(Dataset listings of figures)
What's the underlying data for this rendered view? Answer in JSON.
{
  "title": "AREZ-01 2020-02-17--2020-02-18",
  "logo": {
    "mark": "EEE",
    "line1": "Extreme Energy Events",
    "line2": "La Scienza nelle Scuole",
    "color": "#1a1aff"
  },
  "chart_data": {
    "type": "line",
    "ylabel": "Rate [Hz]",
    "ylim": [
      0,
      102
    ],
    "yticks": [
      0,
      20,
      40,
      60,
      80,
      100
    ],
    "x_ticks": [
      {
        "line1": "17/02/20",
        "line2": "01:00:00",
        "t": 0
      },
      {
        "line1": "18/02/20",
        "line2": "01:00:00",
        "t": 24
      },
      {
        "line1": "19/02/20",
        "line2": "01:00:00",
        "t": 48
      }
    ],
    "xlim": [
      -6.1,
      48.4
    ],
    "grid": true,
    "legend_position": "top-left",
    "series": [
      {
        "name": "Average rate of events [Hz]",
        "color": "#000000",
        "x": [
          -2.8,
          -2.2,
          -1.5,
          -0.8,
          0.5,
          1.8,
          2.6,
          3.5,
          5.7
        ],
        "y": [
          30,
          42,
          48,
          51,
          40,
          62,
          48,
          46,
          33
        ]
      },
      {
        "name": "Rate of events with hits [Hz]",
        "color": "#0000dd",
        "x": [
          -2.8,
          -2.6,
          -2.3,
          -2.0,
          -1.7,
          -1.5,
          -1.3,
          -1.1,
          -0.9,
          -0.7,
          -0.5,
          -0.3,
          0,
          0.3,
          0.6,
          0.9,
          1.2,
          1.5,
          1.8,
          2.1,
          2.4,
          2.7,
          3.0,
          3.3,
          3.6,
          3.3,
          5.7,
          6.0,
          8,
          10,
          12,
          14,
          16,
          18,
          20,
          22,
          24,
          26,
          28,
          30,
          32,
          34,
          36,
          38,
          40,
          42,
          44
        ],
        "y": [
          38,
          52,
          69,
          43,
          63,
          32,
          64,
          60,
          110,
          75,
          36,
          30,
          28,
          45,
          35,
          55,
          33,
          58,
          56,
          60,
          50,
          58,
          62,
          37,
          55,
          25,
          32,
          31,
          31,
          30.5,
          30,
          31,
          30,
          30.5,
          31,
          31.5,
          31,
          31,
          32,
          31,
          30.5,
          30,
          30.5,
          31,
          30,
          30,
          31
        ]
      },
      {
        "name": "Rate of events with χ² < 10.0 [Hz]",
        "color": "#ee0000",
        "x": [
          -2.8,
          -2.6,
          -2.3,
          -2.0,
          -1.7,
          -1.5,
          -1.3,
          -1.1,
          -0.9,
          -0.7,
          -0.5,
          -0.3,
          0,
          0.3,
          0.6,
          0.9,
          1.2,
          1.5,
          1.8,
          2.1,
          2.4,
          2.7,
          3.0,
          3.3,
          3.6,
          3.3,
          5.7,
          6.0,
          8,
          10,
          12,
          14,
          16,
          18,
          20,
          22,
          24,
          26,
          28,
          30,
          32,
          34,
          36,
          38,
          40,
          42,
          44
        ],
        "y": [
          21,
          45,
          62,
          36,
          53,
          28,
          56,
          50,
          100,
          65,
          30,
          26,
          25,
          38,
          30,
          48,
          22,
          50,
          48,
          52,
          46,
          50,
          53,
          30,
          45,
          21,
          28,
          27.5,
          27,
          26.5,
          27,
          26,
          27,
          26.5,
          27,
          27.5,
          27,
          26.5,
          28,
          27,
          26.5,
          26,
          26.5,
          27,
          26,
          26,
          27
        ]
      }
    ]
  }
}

■ STATED EXERCISE ■
Print the listing above in its entirety, with every line exact.

■ SOLUTION TO THIS TASK ■
What's the underlying data for this rendered view? Answer in JSON.
{
  "title": "AREZ-01 2020-02-17--2020-02-18",
  "logo": {
    "mark": "EEE",
    "line1": "Extreme Energy Events",
    "line2": "La Scienza nelle Scuole",
    "color": "#1a1aff"
  },
  "chart_data": {
    "type": "line",
    "ylabel": "Rate [Hz]",
    "ylim": [
      0,
      102
    ],
    "yticks": [
      0,
      20,
      40,
      60,
      80,
      100
    ],
    "x_ticks": [
      {
        "line1": "17/02/20",
        "line2": "01:00:00",
        "t": 0
      },
      {
        "line1": "18/02/20",
        "line2": "01:00:00",
        "t": 24
      },
      {
        "line1": "19/02/20",
        "line2": "01:00:00",
        "t": 48
      }
    ],
    "xlim": [
      -6.1,
      48.4
    ],
    "grid": true,
    "legend_position": "top-left",
    "series": [
      {
        "name": "Average rate of events [Hz]",
        "color": "#000000",
        "x": [
          -2.8,
          -2.2,
          -1.5,
          -0.8,
          0.5,
          1.8,
          2.6,
          3.5,
          5.7
        ],
        "y": [
          30,
          42,
          48,
          51,
          40,
          62,
          48,
          46,
          33
        ]
      },
      {
        "name": "Rate of events with hits [Hz]",
        "color": "#0000dd",
        "x": [
          -2.8,
          -2.6,
          -2.3,
          -2.0,
          -1.7,
          -1.5,
          -1.3,
          -1.1,
          -0.9,
          -0.7,
          -0.5,
          -0.3,
          0,
          0.3,
          0.6,
          0.9,
          1.2,
          1.5,
          1.8,
          2.1,
          2.4,
          2.7,
          3.0,
          3.3,
          3.6,
          3.3,
          5.7,
          6.0,
          8,
          10,
          12,
          14,
          16,
          18,
          20,
          22,
          24,
          26,
          28,
          30,
          32,
          34,
          36,
          38,
          40,
          42,
          44
        ],
        "y": [
          38,
          52,
          69,
          43,
          63,
          32,
          64,
          60,
          110,
          75,
          36,
          30,
          28,
          45,
          35,
          55,
          33,
          58,
          56,
          60,
          50,
          58,
          62,
          37,
          55,
          25,
          32,
          31,
          31,
          30.5,
          30,
          31,
          30,
          30.5,
          31,
          31.5,
          31,
          31,
          32,
          31,
          30.5,
          30,
          30.5,
          31,
          30,
          30,
          31
        ]
      },
      {
        "name": "Rate of events with χ² < 10.0 [Hz]",
        "color": "#ee0000",
        "x": [
          -2.8,
          -2.6,
          -2.3,
          -2.0,
          -1.7,
          -1.5,
          -1.3,
          -1.1,
          -0.9,
          -0.7,
          -0.5,
          -0.3,
          0,
          0.3,
          0.6,
          0.9,
          1.2,
          1.5,
          1.8,
          2.1,
          2.4,
          2.7,
          3.0,
          3.3,
          3.6,
          3.3,
          5.7,
          6.0,
          8,
          10,
          12,
          14,
          16,
          18,
          20,
          22,
          24,
          26,
          28,
          30,
          32,
          34,
          36,
          38,
          40,
          42,
          44
        ],
        "y": [
          21,
          45,
          62,
          36,
          53,
          28,
          56,
          50,
          100,
          65,
          30,
          26,
          25,
          38,
          30,
          48,
          22,
          50,
          48,
          52,
          46,
          50,
          53,
          30,
          45,
          21,
          28,
          27.5,
          27,
          26.5,
          27,
          26,
          27,
          26.5,
          27,
          27.5,
          27,
          26.5,
          28,
          27,
          26.5,
          26,
          26.5,
          27,
          26,
          26,
          27
        ]
      }
    ]
  }
}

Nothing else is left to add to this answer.